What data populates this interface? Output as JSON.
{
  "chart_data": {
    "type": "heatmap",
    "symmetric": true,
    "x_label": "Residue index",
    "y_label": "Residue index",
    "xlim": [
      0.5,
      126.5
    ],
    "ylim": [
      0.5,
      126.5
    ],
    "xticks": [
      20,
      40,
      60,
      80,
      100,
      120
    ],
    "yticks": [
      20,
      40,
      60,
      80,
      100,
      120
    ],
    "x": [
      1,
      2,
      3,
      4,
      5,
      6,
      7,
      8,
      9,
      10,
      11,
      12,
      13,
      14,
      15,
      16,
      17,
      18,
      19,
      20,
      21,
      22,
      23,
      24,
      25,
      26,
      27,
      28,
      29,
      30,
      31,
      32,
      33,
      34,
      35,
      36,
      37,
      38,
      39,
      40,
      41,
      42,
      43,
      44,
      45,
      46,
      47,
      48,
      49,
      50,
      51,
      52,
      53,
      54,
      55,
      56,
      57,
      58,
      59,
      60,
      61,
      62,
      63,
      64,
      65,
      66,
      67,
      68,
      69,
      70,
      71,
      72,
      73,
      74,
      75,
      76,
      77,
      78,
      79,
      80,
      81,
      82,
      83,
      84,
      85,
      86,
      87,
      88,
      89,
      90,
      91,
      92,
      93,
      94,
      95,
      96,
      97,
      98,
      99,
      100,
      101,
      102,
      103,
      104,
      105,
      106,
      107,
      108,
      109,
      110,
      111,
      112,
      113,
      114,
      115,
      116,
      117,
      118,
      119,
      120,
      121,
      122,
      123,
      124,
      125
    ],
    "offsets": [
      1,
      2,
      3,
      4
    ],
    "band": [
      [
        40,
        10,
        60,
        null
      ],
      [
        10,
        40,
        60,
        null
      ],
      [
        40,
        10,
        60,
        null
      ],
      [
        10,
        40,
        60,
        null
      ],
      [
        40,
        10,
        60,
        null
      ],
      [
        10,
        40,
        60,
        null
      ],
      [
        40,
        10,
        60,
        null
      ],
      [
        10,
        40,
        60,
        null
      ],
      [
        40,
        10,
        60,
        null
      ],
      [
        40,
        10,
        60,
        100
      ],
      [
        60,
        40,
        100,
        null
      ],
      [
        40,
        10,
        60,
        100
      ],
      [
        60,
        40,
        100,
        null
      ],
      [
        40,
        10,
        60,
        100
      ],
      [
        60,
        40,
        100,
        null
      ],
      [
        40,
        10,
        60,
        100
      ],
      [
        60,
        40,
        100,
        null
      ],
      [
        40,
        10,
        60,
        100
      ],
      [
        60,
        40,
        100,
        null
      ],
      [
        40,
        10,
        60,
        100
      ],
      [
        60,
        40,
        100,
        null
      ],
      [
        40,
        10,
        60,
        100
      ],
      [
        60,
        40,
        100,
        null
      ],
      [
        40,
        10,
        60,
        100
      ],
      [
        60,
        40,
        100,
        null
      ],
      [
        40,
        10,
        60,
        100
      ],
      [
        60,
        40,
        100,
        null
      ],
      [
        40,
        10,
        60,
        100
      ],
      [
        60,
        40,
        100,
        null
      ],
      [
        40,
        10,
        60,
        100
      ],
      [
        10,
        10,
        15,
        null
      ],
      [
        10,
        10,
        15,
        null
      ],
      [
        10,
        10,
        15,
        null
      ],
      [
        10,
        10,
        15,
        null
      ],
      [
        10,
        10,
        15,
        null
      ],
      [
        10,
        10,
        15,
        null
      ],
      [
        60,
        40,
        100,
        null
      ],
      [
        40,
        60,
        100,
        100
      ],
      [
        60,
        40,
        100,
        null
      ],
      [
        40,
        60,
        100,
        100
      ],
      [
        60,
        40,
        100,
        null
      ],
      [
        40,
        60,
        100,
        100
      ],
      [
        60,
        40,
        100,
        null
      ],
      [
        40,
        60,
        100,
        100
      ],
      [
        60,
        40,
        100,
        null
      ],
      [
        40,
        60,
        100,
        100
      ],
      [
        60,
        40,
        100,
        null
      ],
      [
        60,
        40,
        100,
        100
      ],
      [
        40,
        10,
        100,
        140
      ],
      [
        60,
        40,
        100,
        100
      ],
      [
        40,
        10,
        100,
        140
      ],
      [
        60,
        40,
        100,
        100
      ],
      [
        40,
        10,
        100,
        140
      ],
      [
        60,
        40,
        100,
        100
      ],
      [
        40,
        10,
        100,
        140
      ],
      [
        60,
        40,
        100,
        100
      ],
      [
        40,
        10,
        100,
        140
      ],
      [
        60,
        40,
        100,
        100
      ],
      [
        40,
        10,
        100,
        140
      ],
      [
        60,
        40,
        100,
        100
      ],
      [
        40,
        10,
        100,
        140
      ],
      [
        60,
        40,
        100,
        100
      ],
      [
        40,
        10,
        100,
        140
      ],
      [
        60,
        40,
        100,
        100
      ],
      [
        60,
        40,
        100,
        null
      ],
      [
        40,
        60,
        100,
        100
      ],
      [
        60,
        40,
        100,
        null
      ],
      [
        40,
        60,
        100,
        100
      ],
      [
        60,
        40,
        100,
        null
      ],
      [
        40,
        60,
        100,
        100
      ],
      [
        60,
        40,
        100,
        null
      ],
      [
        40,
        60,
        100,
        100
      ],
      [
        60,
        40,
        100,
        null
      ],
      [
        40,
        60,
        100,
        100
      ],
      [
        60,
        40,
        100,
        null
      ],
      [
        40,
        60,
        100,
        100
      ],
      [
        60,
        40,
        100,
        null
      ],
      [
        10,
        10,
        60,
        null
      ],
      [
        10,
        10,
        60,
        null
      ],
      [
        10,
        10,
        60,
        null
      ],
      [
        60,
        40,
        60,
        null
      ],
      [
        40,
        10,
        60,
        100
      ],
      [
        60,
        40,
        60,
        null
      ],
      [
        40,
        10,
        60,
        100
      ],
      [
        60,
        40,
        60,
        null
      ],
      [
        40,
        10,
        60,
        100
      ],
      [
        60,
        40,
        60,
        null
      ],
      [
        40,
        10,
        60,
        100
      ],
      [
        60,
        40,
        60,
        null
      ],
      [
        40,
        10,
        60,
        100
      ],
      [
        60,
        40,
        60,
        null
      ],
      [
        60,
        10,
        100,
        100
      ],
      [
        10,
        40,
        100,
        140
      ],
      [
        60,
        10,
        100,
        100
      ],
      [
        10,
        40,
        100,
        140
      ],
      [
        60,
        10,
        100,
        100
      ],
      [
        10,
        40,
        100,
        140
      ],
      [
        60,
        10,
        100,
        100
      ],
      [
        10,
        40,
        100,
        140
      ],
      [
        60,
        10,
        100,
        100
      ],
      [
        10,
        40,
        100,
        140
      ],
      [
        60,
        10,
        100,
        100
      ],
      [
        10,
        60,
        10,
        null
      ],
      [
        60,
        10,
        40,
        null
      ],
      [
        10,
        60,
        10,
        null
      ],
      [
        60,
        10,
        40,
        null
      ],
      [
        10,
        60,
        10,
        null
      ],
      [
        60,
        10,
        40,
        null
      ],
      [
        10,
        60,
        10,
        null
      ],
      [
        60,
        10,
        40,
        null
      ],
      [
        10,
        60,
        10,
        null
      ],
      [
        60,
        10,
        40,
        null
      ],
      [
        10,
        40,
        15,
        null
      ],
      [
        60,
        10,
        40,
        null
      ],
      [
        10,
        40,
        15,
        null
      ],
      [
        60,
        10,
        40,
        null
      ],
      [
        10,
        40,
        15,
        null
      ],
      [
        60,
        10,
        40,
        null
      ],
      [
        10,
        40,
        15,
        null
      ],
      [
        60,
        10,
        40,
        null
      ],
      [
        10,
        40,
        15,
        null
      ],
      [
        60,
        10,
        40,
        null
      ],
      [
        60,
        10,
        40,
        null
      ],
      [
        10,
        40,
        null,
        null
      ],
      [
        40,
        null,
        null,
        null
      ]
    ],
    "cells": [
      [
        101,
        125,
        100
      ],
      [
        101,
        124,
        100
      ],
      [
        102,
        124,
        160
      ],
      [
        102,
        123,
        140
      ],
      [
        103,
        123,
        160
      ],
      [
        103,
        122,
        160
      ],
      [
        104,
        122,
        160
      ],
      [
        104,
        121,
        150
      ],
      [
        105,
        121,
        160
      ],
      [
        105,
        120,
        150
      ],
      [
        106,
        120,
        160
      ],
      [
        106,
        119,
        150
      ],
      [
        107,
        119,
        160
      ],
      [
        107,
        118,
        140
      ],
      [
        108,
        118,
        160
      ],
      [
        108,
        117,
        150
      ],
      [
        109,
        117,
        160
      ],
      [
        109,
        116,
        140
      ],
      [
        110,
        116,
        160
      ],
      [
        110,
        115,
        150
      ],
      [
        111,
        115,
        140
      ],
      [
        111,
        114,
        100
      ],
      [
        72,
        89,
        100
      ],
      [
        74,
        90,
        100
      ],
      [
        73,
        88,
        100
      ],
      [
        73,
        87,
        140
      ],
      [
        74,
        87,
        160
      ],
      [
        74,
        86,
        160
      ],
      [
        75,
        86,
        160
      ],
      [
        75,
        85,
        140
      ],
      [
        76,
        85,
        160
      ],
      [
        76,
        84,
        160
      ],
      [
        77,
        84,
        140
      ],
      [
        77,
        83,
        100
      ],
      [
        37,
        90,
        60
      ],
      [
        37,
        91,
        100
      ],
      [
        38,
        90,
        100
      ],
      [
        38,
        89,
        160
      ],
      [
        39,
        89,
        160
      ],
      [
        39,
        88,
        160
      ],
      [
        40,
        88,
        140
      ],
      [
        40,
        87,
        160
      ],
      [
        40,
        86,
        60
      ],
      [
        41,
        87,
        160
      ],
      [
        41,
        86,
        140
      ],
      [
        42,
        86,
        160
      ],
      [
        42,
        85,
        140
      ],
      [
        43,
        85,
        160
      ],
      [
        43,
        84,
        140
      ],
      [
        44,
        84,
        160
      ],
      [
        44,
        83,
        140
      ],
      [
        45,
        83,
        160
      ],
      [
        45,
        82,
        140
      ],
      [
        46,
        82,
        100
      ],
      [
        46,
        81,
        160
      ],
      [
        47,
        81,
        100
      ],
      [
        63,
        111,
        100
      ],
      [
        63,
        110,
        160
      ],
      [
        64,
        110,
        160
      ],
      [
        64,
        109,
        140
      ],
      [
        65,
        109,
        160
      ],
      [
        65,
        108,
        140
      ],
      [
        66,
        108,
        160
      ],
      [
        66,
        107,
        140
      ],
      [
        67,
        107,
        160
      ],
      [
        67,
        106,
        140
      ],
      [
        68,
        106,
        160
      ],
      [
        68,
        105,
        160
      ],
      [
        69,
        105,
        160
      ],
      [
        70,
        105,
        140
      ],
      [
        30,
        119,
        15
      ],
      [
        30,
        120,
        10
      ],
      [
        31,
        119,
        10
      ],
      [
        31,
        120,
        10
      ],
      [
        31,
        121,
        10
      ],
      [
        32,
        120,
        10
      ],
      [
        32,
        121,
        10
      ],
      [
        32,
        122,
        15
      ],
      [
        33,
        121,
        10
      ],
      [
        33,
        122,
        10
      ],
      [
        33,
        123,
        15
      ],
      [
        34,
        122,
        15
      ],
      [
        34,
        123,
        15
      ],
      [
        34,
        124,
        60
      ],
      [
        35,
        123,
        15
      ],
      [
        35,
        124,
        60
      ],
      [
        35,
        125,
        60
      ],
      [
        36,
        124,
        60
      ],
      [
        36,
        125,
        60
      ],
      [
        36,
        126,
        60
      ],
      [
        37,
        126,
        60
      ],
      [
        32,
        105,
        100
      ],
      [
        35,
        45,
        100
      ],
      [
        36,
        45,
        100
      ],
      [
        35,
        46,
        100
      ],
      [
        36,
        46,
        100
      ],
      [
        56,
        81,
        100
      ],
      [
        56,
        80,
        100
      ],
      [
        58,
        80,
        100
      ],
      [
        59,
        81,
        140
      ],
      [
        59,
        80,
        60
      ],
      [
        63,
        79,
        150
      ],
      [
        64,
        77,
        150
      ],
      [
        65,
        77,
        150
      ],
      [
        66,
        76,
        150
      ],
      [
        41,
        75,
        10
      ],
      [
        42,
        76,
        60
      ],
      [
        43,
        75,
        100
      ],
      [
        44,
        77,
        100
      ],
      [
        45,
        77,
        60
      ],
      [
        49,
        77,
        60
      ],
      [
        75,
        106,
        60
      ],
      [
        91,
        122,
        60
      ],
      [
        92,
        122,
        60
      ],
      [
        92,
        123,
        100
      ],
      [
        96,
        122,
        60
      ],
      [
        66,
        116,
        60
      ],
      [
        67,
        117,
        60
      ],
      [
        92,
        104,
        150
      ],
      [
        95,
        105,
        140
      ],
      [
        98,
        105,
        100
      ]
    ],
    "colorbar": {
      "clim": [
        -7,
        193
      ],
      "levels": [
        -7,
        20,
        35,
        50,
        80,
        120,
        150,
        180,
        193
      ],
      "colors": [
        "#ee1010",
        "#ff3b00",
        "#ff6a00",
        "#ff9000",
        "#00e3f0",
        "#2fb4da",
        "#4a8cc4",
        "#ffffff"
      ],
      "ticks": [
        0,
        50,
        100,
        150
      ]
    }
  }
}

**********

■ Work to be completed: In the listing, find every line containing the word "index" and list it.

■ The completed task:
    "x_label": "Residue index",
    "y_label": "Residue index",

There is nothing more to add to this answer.